* START *

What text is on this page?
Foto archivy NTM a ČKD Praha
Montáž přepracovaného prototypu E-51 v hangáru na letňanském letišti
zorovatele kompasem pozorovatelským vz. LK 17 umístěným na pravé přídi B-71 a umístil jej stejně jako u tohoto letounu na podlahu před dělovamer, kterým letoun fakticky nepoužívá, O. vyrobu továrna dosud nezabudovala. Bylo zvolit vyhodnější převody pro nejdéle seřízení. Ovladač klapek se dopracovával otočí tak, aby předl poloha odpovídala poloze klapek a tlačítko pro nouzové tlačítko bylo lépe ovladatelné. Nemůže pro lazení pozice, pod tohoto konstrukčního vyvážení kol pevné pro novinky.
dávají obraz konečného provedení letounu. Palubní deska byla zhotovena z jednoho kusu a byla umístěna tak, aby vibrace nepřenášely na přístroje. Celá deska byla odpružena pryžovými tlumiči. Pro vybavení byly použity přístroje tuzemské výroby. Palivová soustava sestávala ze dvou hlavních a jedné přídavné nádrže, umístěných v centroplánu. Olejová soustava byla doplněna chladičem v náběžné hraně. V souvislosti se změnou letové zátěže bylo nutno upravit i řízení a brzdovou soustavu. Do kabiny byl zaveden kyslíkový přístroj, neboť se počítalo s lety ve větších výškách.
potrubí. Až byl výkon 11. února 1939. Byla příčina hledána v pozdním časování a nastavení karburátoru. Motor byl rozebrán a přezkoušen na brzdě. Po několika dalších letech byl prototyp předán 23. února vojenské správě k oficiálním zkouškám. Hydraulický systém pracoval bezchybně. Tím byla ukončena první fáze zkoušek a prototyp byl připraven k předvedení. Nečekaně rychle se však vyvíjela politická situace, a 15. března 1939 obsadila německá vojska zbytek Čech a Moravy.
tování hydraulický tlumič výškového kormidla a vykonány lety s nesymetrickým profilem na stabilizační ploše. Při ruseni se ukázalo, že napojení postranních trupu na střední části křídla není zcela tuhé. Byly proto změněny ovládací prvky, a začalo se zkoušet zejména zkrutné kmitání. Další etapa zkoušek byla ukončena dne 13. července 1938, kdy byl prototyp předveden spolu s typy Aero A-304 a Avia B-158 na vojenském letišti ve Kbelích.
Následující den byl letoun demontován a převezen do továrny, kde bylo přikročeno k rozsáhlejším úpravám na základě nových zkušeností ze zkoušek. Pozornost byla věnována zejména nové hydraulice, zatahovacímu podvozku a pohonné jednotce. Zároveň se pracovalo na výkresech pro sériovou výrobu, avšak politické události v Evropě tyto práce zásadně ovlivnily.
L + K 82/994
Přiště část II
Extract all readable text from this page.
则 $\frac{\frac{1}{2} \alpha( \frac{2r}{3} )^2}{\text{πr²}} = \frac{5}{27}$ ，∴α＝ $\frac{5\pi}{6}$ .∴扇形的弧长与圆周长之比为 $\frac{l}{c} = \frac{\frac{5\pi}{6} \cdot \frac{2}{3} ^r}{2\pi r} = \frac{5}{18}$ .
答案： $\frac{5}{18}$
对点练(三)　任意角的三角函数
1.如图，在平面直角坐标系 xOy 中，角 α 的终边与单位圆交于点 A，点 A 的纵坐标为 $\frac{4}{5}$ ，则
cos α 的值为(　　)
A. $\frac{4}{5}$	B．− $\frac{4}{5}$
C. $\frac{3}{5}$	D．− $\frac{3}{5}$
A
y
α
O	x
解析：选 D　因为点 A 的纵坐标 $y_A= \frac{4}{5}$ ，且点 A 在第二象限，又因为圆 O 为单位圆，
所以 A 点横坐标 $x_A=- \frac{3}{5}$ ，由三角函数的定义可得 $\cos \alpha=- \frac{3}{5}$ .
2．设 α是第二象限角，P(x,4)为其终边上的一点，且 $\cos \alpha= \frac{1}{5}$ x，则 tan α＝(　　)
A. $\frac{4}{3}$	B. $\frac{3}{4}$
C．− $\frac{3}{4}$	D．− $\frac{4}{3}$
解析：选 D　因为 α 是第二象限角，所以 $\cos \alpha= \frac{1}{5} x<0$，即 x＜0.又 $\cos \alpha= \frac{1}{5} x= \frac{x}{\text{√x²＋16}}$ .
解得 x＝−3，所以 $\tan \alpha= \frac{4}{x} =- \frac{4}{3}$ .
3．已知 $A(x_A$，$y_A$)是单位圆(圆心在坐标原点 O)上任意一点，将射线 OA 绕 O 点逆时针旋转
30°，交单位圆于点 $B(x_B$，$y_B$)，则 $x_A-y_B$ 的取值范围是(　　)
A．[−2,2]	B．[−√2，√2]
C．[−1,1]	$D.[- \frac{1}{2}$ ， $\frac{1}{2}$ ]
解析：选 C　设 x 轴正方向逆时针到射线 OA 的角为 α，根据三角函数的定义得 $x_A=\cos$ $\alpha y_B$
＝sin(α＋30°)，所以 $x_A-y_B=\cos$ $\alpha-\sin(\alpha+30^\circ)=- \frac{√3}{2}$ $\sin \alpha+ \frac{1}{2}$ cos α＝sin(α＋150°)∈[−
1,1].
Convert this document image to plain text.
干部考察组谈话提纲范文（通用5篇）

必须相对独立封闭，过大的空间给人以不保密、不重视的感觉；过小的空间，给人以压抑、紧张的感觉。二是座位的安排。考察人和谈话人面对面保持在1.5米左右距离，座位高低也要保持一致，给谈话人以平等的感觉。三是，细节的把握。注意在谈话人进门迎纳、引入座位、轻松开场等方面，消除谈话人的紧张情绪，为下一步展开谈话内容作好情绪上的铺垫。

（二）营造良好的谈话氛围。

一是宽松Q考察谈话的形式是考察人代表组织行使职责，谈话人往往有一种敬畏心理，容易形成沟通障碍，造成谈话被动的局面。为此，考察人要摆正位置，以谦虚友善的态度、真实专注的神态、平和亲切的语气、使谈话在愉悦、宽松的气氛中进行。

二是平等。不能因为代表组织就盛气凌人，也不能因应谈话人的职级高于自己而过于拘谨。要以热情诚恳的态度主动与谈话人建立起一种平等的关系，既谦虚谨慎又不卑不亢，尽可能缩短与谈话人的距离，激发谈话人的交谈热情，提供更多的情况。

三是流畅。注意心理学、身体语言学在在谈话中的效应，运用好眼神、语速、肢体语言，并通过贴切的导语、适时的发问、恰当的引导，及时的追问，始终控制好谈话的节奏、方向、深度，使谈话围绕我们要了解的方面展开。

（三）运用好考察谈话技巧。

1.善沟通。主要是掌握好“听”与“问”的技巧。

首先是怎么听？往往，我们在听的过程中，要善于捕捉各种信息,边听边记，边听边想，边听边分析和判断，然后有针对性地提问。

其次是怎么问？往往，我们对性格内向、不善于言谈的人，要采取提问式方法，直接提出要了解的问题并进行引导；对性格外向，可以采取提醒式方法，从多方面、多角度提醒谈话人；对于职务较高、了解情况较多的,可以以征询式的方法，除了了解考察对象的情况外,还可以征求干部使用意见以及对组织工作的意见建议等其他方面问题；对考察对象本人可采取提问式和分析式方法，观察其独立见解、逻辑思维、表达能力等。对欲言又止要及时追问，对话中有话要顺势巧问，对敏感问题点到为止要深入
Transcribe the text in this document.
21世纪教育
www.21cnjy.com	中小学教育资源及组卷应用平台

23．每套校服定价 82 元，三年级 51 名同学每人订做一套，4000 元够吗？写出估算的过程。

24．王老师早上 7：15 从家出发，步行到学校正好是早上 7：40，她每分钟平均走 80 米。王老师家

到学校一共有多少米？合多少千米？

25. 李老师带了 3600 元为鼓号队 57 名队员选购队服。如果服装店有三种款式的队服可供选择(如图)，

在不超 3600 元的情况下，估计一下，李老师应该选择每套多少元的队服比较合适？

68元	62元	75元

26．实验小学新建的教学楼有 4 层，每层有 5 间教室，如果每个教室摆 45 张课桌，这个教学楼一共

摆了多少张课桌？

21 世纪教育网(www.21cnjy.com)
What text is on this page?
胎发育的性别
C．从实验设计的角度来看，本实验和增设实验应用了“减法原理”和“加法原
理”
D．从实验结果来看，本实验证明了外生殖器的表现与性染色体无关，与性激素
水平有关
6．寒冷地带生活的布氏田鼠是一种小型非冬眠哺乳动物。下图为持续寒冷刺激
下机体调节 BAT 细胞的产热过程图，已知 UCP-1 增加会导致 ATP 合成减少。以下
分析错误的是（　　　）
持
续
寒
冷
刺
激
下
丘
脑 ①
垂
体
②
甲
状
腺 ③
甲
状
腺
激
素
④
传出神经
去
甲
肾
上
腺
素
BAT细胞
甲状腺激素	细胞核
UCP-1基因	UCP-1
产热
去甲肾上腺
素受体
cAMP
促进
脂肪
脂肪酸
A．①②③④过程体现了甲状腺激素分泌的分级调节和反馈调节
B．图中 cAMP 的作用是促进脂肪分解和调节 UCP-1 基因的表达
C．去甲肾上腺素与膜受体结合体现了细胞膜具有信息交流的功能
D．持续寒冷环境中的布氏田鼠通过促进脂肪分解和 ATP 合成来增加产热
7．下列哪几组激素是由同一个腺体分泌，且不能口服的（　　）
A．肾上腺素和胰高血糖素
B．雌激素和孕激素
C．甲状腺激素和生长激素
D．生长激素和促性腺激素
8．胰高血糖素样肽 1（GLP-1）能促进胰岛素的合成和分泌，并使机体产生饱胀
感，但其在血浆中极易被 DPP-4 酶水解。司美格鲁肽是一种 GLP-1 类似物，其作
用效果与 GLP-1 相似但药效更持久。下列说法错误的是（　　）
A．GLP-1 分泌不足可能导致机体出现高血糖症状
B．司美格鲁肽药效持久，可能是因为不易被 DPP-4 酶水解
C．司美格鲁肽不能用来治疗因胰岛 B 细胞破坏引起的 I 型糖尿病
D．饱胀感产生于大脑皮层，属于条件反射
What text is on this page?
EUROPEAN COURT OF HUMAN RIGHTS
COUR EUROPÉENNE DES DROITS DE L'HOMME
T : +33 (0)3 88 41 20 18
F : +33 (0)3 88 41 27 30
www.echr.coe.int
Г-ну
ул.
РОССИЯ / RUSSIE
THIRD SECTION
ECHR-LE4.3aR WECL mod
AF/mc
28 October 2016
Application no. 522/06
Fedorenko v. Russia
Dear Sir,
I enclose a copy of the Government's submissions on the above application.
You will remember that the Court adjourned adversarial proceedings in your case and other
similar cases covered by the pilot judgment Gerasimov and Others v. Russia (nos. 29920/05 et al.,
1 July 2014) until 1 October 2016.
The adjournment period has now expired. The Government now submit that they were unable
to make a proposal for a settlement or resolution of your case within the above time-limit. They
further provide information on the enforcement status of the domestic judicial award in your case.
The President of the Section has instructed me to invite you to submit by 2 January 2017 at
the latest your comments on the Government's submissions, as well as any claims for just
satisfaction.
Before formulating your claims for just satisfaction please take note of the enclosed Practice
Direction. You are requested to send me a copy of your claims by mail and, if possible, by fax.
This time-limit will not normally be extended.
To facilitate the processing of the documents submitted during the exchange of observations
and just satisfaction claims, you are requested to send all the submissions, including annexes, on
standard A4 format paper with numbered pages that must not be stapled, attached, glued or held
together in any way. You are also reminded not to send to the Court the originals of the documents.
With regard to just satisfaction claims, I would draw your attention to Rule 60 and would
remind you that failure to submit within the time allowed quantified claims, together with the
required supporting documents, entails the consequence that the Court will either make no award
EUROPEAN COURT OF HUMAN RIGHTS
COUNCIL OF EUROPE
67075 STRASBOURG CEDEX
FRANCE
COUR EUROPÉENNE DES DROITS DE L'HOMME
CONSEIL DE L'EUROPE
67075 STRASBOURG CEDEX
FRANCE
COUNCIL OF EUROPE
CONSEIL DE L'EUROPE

* END *

Report every line containing the word "send" from the listing above.

Direction. You are requested to send me a copy of your claims by mail and, if possible, by fax.
and just satisfaction claims, you are requested to send all the submissions, including annexes, on
together in any way. You are also reminded not to send to the Court the originals of the documents.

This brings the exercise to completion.